Scan the material below for the string "this", and copy every line where it shows up.

*Records provided*
====
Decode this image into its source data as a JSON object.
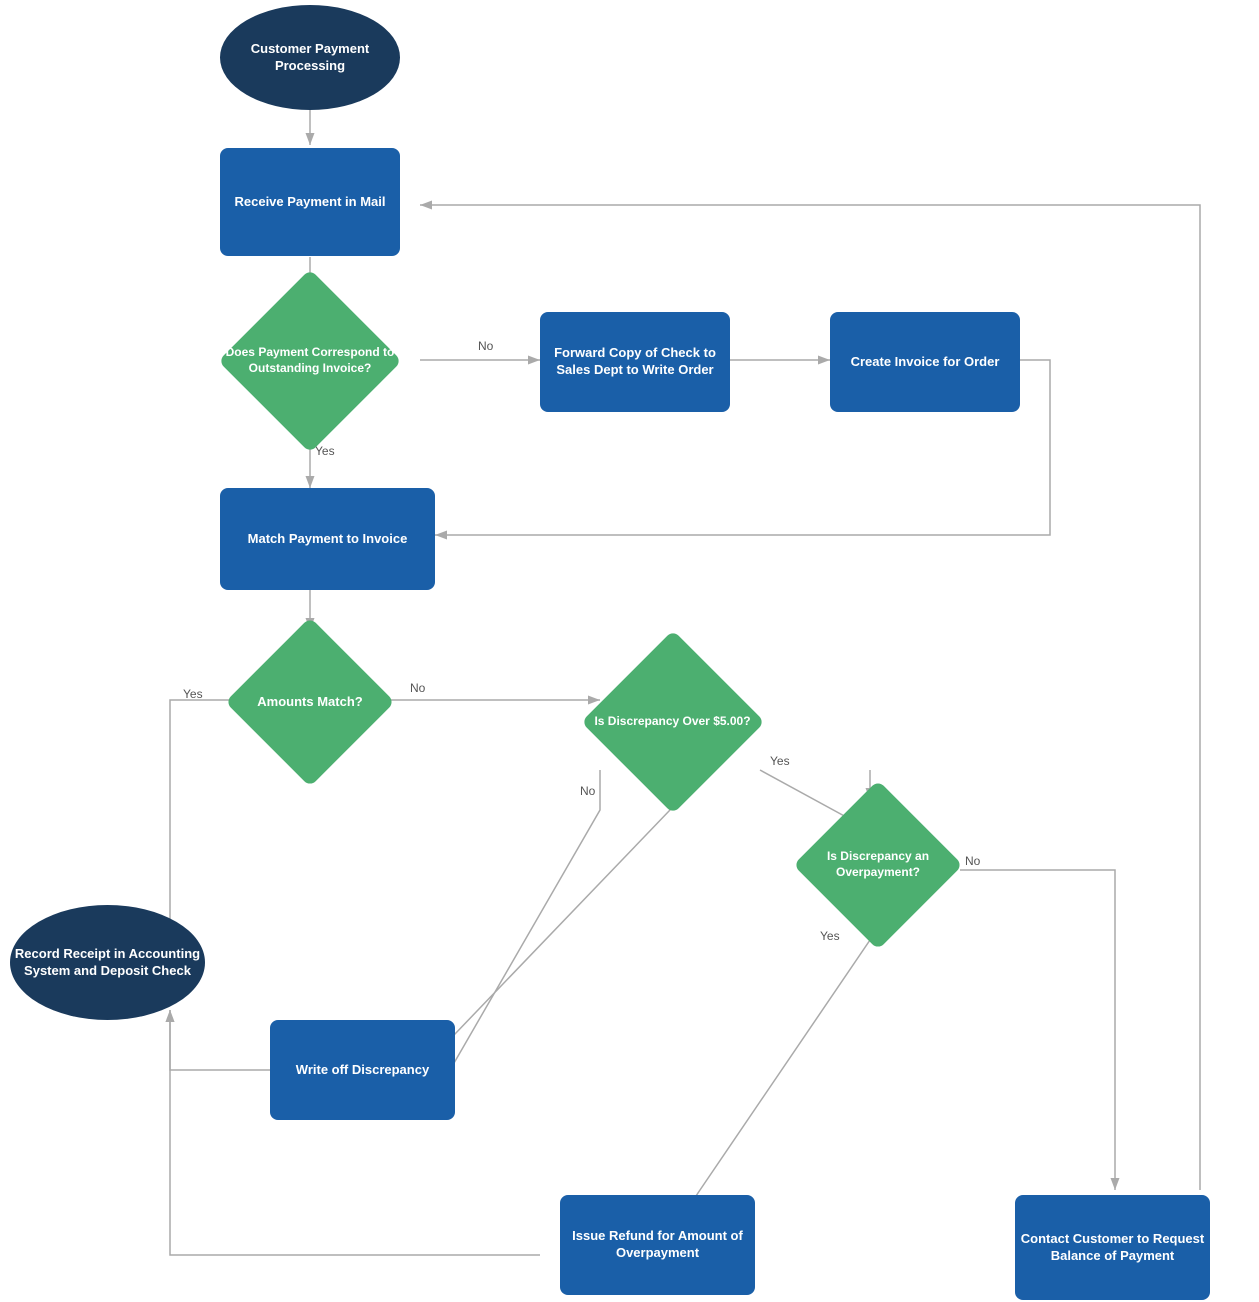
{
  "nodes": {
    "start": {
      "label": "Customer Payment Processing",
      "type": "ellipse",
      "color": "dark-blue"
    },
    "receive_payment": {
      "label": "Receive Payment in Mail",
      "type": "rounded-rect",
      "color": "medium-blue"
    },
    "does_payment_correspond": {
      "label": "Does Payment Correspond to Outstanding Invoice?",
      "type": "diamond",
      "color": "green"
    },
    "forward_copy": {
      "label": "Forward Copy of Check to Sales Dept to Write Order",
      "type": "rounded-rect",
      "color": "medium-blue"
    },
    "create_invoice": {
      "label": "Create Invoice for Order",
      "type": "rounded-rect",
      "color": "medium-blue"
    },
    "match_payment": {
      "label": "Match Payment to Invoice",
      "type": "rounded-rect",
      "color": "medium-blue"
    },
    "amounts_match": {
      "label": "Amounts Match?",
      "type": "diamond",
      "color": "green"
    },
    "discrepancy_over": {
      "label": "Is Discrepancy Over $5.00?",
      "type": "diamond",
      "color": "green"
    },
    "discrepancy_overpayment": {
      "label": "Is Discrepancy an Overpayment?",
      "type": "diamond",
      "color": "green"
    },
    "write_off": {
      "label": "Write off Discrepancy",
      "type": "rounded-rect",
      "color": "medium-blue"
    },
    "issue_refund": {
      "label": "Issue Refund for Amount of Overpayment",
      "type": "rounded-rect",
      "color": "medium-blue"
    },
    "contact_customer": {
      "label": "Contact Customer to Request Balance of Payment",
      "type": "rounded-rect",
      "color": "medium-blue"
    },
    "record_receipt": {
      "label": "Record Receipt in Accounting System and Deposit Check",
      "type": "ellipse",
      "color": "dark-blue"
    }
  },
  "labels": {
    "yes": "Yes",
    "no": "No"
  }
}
====
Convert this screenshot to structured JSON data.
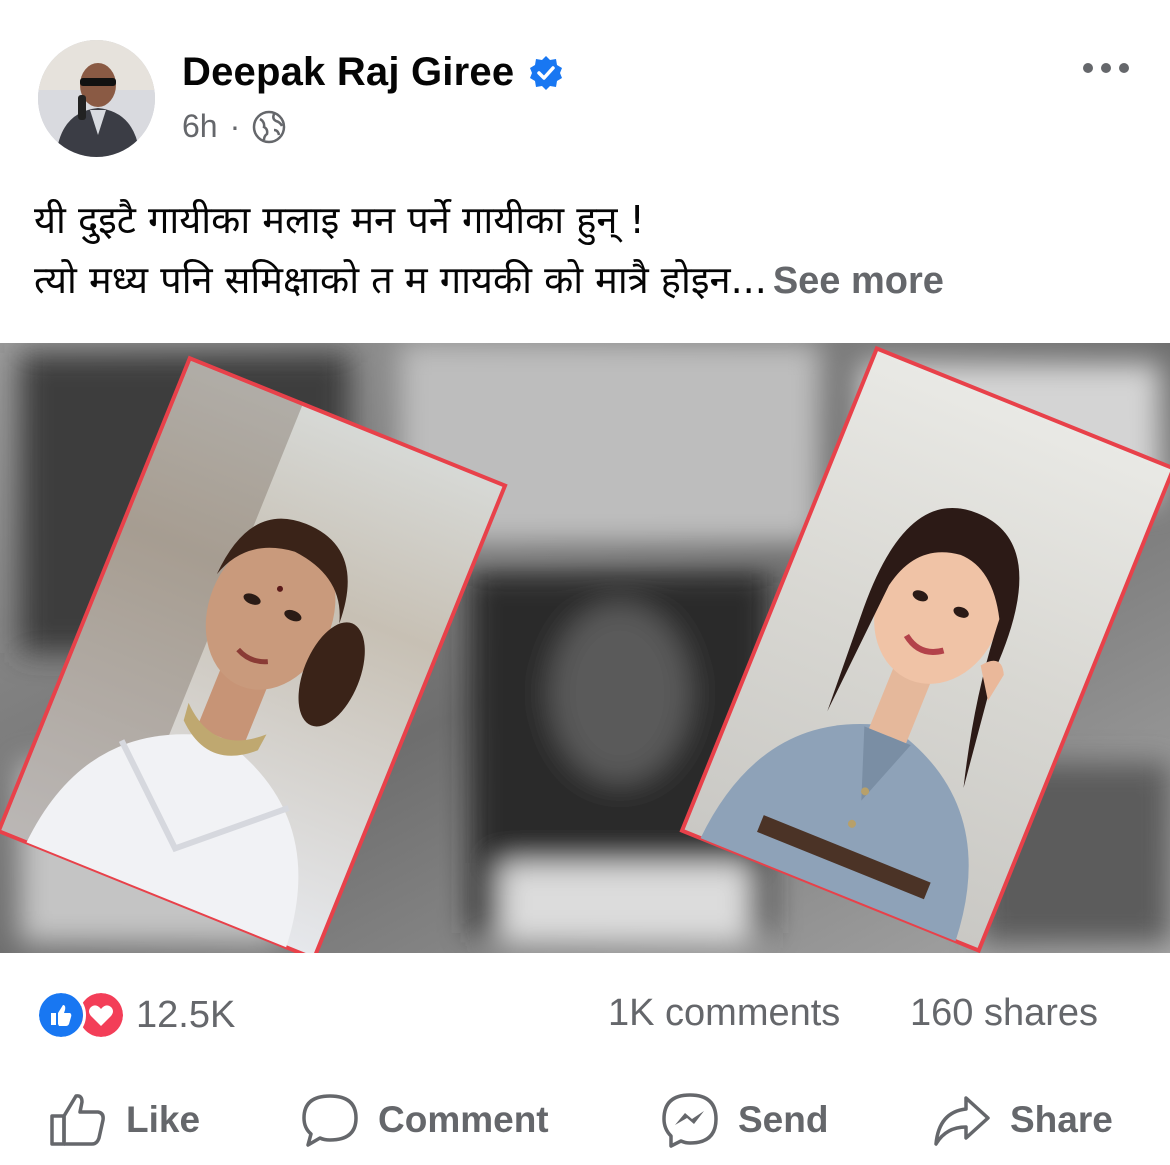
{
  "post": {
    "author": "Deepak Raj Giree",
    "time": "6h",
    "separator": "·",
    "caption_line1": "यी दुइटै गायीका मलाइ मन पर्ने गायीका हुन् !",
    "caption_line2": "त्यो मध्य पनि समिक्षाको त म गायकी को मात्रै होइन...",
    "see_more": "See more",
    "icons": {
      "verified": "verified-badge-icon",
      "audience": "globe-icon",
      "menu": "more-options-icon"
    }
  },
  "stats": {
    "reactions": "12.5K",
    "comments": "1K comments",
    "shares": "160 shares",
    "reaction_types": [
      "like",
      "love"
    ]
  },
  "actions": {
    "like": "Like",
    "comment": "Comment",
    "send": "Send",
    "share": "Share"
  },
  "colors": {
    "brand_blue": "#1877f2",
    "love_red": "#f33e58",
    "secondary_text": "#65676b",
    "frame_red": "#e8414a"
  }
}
====
*Problem solution*
Decode this image into its source data as a JSON object.
Convert this screenshot to structured JSON data.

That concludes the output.